Alıştırma Görevleri:
**1)** Seçilen metinde babanın çocuklarına bol para vermek istememesinin nedeni ne? Bir iki cümleyle açıklayın.
**2)** Kayıtlarda "legend" dizesini içeren satırları sayın ve yalnızca sayıyı yazın.

Seçilen Metin:
________________________

BABAM OKULA ÇAĞIRILIYOR 1947

üç gün sonra Başöğretmen hademe ile babamı çağırtmış .. babama Şakir bey gerçekten sizin oğlunuz olduğunu bilmiyordum okulda ne kadar haylaz çocuklar olduğunu bir bilseniz.. kendini haklı çıkarmak için konu dışına çıkarak yıpranan dershanedeki sıraları kendi cebindeki aylığından kıstığı paralarla tamir ettirdiğini bu mesleği sadece memlekete hizmet içi sürdürdüğünü, bu daracık okulda Başöğretmenlik yapmanın zorluklarını anlatmış da anlatmış.. beni başka haylaz kızıl saçlı bir çocukla karıştırdığını..yaramaz çocuklarla hiç arkadaşlık etmemem gerektiğini anlatıp babamdan özür dileyip gönlünü almaya çalışmış. Ne de olsa bu olay Ailemiz arasında çalkantıya neden olmuştu..sonuçta benim haberim olmadan Dayım ve ağabeyim de birlikte olmak üzere tüm aile konuşup Okuldan kopmamam gerektiğinde birleşip hem fikir olmuşlar... zaten annem akşamdan okul önlüğümü ve yakamı ütüleyip asmış. ben çoktan ..okulu aklımdan çıkarmış durumda iken pazar günü dayım ( Fuat Topuz) eve gelmiş o gün konu babamın ilk cümlesi ile açılmıştı babam Başöğretmenin çetin ceviz olduğunu irfan ordusu içinde Maarif adını kötüleyecek insanların olabileceğini bu devirde ne olursa olsun okumanın şart olduğunu Fuat dayım ise sonuçta Başöğretmenin özür diediğini bu konunun artık kapanması gerektiğini çıkarken de avucuma kimse görmeden biraz para sıkıştırıp Bisiklet için güzel bir zil almanın zamanı geldiğini söyleyip evden ayrıldı. Bu davranış henüz Lisede okuyan Dayımın tarzı değildi, belli ki bu babamın planı idi ..babam hiçbir zaman bize bol para vermek istemezdi bol paranın çocukları şımarttığını ve kötü alışkanlıklara yönlendirdiğini savunmuştur bunun yanında yazları kısa süreler için hayatı öğrensin diye akrabaların ve tanıdıklarının yanına beni çırak olarak verirdi. İlk çıraklığım Keçehanedeki ekmekçinin kapısı karşısındaki bakkal Hasan Hüseyin’ di.

________________________

Verilen Kayıtlar:
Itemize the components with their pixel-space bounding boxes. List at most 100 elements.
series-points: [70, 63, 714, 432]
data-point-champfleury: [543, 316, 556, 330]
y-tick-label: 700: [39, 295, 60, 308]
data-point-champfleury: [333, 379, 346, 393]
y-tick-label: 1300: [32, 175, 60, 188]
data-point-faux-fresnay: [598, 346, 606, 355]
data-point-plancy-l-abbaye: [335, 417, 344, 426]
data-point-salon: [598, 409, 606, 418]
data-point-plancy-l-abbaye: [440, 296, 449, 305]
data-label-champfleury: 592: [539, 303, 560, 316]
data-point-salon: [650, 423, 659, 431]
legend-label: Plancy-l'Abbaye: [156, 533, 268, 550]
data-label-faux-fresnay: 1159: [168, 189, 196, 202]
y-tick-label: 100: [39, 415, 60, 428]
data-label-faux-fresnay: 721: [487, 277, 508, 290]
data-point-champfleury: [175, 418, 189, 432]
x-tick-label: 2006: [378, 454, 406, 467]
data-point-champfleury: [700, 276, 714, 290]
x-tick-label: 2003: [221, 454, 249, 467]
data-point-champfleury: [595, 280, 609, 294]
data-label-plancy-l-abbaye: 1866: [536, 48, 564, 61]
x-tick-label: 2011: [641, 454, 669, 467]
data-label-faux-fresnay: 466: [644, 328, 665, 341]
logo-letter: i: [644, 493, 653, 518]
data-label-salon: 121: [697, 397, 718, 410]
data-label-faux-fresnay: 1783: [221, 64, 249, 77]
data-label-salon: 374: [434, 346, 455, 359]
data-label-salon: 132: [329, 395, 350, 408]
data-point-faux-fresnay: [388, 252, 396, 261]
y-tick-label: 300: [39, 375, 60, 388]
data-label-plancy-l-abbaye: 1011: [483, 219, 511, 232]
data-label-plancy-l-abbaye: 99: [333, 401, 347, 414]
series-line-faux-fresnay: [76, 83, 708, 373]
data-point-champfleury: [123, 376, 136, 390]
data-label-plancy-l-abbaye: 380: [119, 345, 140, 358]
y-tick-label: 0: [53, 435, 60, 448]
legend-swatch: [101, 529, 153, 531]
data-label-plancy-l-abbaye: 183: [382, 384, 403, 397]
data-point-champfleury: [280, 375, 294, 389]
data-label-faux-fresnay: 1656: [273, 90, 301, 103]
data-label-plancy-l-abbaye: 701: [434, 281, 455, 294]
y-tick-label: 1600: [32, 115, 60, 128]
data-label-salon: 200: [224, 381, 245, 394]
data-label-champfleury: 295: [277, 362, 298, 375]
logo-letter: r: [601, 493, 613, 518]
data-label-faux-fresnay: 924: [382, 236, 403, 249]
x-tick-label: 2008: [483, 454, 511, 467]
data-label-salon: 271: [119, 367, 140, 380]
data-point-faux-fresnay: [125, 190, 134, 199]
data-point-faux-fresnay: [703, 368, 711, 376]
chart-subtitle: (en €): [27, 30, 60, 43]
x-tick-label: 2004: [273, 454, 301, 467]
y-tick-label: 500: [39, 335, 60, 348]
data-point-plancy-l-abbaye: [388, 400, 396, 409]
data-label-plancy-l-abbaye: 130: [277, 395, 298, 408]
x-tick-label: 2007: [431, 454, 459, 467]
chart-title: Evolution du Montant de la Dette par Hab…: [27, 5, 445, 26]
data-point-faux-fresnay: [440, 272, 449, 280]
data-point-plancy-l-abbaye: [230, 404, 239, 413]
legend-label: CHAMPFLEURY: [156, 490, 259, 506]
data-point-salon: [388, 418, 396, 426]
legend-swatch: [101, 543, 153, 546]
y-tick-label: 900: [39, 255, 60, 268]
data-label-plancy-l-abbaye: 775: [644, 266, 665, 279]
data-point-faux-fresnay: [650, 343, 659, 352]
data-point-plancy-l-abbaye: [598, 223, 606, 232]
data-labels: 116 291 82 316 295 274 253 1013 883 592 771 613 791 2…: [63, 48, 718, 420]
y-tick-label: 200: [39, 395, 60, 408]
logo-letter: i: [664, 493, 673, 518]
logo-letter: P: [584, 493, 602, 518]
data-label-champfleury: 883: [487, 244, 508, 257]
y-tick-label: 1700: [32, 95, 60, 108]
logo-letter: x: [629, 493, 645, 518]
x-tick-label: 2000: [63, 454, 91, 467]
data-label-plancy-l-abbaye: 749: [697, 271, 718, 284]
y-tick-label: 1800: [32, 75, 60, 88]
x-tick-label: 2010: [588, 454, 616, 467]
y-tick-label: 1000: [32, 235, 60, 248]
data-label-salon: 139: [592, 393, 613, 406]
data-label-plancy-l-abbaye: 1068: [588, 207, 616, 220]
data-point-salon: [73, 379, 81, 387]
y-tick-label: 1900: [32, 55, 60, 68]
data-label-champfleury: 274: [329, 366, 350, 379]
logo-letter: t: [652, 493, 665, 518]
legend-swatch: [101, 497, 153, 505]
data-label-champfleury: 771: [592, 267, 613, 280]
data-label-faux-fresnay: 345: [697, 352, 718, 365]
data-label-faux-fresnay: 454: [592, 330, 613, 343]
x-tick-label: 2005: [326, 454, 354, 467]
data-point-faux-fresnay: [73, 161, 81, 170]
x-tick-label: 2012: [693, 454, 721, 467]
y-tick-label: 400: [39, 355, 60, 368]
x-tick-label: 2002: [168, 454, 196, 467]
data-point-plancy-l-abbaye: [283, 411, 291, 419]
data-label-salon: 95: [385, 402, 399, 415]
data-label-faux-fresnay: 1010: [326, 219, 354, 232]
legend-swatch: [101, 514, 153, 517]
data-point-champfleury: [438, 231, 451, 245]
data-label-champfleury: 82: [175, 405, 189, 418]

________________________

Görev Yanıtları:
**1)** Baba, bol paranın çocukları şımarttığını ve kötü alışkanlıklara yönlendirdiğini savunurdu. Bu yüzden çocuklarına hiçbir zaman bol para vermek istemezdi.

**2)** 6